*Records from a dataset*
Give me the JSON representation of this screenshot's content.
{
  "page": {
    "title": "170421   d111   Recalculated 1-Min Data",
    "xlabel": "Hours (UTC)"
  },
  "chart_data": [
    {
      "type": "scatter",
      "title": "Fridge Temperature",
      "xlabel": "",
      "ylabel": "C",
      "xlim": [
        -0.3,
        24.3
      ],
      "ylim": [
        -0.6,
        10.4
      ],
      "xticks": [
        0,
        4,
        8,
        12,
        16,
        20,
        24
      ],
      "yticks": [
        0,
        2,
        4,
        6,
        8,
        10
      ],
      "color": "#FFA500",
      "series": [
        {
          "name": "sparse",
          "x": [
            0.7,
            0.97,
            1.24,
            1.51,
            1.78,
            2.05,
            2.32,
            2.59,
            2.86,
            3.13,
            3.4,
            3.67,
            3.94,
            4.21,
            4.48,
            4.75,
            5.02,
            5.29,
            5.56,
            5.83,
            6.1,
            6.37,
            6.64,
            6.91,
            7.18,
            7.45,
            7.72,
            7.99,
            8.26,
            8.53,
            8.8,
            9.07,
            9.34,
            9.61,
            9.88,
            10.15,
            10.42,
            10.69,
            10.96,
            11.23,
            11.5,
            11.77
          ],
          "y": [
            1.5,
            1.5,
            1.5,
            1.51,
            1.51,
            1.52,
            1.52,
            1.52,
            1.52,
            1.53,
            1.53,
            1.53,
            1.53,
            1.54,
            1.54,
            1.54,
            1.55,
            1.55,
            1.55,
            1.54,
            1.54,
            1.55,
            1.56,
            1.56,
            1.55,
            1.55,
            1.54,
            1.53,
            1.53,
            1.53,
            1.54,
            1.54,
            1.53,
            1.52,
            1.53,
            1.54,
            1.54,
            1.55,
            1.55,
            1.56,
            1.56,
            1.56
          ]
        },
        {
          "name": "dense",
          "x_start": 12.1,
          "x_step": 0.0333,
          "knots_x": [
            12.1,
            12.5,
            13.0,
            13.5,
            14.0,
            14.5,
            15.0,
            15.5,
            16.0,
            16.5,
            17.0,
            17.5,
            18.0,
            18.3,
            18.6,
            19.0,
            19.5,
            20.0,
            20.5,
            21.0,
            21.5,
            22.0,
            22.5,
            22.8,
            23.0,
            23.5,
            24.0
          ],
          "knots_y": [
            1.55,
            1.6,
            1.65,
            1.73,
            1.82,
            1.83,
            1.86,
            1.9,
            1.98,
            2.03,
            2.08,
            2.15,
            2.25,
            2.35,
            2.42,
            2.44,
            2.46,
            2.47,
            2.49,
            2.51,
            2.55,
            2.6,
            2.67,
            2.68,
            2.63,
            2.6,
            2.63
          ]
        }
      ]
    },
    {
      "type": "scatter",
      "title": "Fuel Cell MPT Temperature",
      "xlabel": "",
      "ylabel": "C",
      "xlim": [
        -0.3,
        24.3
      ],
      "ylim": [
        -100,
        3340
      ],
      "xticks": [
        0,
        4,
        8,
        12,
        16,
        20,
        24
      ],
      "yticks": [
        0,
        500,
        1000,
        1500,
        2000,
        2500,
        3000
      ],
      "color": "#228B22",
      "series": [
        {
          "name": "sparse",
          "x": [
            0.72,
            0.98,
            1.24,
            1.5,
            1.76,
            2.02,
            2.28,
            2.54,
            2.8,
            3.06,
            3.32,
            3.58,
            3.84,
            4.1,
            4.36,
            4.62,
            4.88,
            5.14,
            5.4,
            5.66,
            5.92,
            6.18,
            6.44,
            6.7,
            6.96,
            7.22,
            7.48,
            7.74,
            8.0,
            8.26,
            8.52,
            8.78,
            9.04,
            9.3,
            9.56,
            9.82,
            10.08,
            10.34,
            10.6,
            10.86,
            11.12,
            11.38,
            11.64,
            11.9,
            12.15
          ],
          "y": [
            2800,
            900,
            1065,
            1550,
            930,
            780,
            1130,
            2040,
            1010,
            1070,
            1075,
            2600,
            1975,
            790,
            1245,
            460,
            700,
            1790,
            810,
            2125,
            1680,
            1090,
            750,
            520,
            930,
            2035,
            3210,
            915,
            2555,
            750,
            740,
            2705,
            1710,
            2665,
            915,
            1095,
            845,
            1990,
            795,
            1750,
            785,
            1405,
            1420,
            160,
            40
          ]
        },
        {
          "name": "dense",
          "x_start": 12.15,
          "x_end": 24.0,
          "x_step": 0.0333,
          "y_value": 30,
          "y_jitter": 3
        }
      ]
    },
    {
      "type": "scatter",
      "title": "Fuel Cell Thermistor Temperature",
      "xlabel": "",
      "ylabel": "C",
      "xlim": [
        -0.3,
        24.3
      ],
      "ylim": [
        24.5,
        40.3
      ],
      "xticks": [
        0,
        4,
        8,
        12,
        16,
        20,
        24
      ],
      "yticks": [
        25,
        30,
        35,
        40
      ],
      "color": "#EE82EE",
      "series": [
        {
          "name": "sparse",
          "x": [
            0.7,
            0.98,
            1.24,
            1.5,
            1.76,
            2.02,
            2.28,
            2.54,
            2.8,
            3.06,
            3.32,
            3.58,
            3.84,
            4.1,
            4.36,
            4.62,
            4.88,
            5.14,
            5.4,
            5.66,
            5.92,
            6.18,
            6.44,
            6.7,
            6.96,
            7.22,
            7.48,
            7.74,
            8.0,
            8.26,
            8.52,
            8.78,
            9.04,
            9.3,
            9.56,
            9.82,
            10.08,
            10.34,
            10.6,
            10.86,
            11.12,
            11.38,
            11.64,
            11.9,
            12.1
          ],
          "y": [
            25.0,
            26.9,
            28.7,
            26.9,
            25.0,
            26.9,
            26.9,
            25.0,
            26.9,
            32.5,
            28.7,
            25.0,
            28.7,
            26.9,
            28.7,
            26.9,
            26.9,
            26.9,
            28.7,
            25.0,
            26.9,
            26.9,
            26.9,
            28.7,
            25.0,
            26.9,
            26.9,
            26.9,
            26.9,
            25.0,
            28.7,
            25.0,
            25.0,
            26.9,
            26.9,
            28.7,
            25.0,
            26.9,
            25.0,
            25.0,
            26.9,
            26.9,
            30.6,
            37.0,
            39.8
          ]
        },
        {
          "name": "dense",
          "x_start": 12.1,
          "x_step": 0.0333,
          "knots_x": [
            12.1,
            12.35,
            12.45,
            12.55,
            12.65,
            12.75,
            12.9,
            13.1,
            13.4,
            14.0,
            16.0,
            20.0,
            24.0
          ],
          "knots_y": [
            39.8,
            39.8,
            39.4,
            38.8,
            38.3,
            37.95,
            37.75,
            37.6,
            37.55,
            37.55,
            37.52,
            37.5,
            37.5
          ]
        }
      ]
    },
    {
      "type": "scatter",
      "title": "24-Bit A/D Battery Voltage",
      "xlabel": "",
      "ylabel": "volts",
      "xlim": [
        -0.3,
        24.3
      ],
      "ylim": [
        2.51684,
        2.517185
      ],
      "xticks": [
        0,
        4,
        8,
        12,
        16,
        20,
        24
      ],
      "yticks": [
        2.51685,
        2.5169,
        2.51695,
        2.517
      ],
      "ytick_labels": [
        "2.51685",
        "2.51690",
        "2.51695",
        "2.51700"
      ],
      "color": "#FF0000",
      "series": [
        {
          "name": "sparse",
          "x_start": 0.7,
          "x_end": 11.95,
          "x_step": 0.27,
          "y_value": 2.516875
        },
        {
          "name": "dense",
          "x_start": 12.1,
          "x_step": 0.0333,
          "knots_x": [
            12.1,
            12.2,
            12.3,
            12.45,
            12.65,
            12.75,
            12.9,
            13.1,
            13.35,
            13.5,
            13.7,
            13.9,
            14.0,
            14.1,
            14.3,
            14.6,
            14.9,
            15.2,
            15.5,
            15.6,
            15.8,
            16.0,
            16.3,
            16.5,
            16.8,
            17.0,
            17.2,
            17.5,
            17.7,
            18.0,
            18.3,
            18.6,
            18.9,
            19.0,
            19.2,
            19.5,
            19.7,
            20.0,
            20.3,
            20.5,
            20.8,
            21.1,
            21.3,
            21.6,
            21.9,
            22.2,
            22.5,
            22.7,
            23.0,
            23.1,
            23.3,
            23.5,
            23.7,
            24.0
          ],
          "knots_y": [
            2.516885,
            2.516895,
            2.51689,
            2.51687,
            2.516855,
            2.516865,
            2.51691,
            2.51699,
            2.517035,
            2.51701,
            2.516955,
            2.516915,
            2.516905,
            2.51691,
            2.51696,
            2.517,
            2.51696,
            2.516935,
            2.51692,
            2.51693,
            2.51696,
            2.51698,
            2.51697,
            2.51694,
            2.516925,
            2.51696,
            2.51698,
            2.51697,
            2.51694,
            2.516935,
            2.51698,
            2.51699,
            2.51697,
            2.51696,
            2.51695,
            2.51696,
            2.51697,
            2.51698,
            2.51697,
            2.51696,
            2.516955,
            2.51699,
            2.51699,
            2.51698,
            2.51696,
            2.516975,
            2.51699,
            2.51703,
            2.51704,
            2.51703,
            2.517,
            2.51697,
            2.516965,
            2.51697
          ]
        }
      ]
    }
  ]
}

*What you have to do*
Identify every line where the string "Cell" appears.

*Correct result*
      "title": "Fuel Cell MPT Temperature",
      "title": "Fuel Cell Thermistor Temperature",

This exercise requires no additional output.